RECORDS SHOWN -
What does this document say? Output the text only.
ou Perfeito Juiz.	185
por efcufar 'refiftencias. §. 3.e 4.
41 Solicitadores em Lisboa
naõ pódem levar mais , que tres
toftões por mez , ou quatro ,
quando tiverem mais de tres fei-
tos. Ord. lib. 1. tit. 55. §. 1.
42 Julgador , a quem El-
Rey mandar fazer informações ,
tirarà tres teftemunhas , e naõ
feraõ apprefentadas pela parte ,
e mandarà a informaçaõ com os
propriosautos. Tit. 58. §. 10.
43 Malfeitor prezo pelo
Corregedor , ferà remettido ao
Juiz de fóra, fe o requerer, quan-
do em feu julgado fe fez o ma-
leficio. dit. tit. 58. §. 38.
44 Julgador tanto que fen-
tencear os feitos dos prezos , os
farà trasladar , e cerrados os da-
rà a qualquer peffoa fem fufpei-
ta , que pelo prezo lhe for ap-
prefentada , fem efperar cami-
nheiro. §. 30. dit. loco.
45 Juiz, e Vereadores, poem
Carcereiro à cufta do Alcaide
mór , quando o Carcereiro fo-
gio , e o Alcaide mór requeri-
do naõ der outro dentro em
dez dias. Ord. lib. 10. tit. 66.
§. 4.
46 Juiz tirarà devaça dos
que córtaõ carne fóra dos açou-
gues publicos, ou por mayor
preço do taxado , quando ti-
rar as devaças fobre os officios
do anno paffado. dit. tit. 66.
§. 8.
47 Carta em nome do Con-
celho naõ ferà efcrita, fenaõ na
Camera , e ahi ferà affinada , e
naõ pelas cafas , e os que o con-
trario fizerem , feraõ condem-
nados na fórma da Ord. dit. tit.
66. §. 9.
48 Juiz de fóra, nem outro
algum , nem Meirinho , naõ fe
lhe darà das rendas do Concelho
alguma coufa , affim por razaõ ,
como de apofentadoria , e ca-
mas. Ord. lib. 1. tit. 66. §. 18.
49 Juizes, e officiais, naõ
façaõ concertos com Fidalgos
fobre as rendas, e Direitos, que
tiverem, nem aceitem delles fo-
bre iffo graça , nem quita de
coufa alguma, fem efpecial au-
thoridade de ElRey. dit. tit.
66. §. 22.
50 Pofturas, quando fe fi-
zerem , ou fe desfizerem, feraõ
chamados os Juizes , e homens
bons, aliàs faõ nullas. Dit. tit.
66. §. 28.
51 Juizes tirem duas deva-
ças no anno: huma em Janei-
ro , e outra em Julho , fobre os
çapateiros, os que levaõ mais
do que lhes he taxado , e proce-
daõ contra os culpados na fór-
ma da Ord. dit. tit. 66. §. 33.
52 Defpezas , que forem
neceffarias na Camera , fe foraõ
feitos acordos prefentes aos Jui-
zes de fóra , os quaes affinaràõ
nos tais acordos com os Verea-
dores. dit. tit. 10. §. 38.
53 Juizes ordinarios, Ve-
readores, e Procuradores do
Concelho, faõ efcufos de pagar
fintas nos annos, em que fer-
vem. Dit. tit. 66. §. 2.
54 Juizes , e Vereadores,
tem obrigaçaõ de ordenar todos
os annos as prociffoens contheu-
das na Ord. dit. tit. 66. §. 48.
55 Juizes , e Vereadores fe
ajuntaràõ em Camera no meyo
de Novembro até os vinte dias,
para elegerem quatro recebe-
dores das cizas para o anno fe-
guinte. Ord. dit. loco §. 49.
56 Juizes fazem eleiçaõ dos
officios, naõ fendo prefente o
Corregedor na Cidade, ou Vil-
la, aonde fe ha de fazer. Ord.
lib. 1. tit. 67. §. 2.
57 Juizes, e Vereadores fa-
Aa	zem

DIRECTIONS FOR THIS TASK - Select all lines in the listing above where the word "Vereadores" appears, and show them.

SOLUTION TO THIS EXERCISE -
45 Juiz, e Vereadores, poem
54 Juizes , e Vereadores,
55 Juizes , e Vereadores fe
57 Juizes, e Vereadores fa-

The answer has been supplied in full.